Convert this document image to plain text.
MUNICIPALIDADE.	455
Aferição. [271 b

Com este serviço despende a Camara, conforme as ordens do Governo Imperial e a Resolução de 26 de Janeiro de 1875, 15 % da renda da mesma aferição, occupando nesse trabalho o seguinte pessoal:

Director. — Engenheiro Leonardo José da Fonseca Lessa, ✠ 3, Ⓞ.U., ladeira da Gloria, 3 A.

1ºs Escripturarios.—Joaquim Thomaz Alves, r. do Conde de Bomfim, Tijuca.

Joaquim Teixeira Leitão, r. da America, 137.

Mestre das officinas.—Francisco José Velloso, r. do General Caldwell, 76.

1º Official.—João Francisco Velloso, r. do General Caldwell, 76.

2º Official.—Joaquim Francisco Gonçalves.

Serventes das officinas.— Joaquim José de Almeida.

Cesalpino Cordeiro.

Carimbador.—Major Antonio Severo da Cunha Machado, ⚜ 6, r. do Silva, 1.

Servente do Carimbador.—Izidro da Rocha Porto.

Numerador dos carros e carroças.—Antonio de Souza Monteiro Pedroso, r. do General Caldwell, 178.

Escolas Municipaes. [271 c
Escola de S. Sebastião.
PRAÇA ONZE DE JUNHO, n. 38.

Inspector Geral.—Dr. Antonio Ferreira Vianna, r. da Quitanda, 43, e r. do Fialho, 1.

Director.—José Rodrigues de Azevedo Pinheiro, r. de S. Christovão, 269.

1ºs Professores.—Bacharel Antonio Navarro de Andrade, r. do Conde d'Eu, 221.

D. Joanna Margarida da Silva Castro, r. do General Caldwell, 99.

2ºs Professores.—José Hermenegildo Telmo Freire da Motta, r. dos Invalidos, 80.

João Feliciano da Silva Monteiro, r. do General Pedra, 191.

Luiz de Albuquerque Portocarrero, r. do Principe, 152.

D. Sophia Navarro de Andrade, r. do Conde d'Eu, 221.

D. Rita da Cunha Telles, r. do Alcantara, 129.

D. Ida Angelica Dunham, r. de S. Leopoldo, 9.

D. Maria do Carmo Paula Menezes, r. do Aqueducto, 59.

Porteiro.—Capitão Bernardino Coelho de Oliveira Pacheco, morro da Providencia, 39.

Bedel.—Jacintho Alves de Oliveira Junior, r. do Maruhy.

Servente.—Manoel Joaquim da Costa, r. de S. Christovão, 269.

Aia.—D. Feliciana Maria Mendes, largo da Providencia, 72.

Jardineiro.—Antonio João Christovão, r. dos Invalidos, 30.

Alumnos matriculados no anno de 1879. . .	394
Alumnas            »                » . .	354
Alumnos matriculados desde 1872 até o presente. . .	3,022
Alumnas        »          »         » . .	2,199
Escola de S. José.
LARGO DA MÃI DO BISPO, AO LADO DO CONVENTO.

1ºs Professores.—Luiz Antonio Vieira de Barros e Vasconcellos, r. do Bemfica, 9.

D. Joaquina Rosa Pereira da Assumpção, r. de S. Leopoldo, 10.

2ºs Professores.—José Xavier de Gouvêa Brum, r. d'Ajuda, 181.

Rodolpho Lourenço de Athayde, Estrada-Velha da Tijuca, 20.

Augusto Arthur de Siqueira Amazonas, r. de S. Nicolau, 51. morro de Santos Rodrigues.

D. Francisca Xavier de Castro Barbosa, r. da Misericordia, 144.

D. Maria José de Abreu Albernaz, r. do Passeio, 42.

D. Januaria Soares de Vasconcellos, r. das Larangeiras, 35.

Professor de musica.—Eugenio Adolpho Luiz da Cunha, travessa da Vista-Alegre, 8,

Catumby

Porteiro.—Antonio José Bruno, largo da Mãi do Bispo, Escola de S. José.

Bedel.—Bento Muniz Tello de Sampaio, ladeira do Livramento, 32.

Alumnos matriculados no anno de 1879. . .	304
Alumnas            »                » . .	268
_____
PROBLEM DESCRIPTION: Extract every line above exactly as it stands.

EXERCISE ANSWER:
Convert this document image to plain text.
MUNICIPALIDADE.	455
Aferição. [271 b

Com este serviço despende a Camara, conforme as ordens do Governo Imperial e a Resolução de 26 de Janeiro de 1875, 15 % da renda da mesma aferição, occupando nesse trabalho o seguinte pessoal:

Director. — Engenheiro Leonardo José da Fonseca Lessa, ✠ 3, Ⓞ.U., ladeira da Gloria, 3 A.

1ºs Escripturarios.—Joaquim Thomaz Alves, r. do Conde de Bomfim, Tijuca.

Joaquim Teixeira Leitão, r. da America, 137.

Mestre das officinas.—Francisco José Velloso, r. do General Caldwell, 76.

1º Official.—João Francisco Velloso, r. do General Caldwell, 76.

2º Official.—Joaquim Francisco Gonçalves.

Serventes das officinas.— Joaquim José de Almeida.

Cesalpino Cordeiro.

Carimbador.—Major Antonio Severo da Cunha Machado, ⚜ 6, r. do Silva, 1.

Servente do Carimbador.—Izidro da Rocha Porto.

Numerador dos carros e carroças.—Antonio de Souza Monteiro Pedroso, r. do General Caldwell, 178.

Escolas Municipaes. [271 c
Escola de S. Sebastião.
PRAÇA ONZE DE JUNHO, n. 38.

Inspector Geral.—Dr. Antonio Ferreira Vianna, r. da Quitanda, 43, e r. do Fialho, 1.

Director.—José Rodrigues de Azevedo Pinheiro, r. de S. Christovão, 269.

1ºs Professores.—Bacharel Antonio Navarro de Andrade, r. do Conde d'Eu, 221.

D. Joanna Margarida da Silva Castro, r. do General Caldwell, 99.

2ºs Professores.—José Hermenegildo Telmo Freire da Motta, r. dos Invalidos, 80.

João Feliciano da Silva Monteiro, r. do General Pedra, 191.

Luiz de Albuquerque Portocarrero, r. do Principe, 152.

D. Sophia Navarro de Andrade, r. do Conde d'Eu, 221.

D. Rita da Cunha Telles, r. do Alcantara, 129.

D. Ida Angelica Dunham, r. de S. Leopoldo, 9.

D. Maria do Carmo Paula Menezes, r. do Aqueducto, 59.

Porteiro.—Capitão Bernardino Coelho de Oliveira Pacheco, morro da Providencia, 39.

Bedel.—Jacintho Alves de Oliveira Junior, r. do Maruhy.

Servente.—Manoel Joaquim da Costa, r. de S. Christovão, 269.

Aia.—D. Feliciana Maria Mendes, largo da Providencia, 72.

Jardineiro.—Antonio João Christovão, r. dos Invalidos, 30.

Alumnos matriculados no anno de 1879. . .	394
Alumnas            »                » . .	354
Alumnos matriculados desde 1872 até o presente. . .	3,022
Alumnas        »          »         » . .	2,199
Escola de S. José.
LARGO DA MÃI DO BISPO, AO LADO DO CONVENTO.

1ºs Professores.—Luiz Antonio Vieira de Barros e Vasconcellos, r. do Bemfica, 9.

D. Joaquina Rosa Pereira da Assumpção, r. de S. Leopoldo, 10.

2ºs Professores.—José Xavier de Gouvêa Brum, r. d'Ajuda, 181.

Rodolpho Lourenço de Athayde, Estrada-Velha da Tijuca, 20.

Augusto Arthur de Siqueira Amazonas, r. de S. Nicolau, 51. morro de Santos Rodrigues.

D. Francisca Xavier de Castro Barbosa, r. da Misericordia, 144.

D. Maria José de Abreu Albernaz, r. do Passeio, 42.

D. Januaria Soares de Vasconcellos, r. das Larangeiras, 35.

Professor de musica.—Eugenio Adolpho Luiz da Cunha, travessa da Vista-Alegre, 8,

Catumby

Porteiro.—Antonio José Bruno, largo da Mãi do Bispo, Escola de S. José.

Bedel.—Bento Muniz Tello de Sampaio, ladeira do Livramento, 32.

Alumnos matriculados no anno de 1879. . .	304
Alumnas            »                » . .	268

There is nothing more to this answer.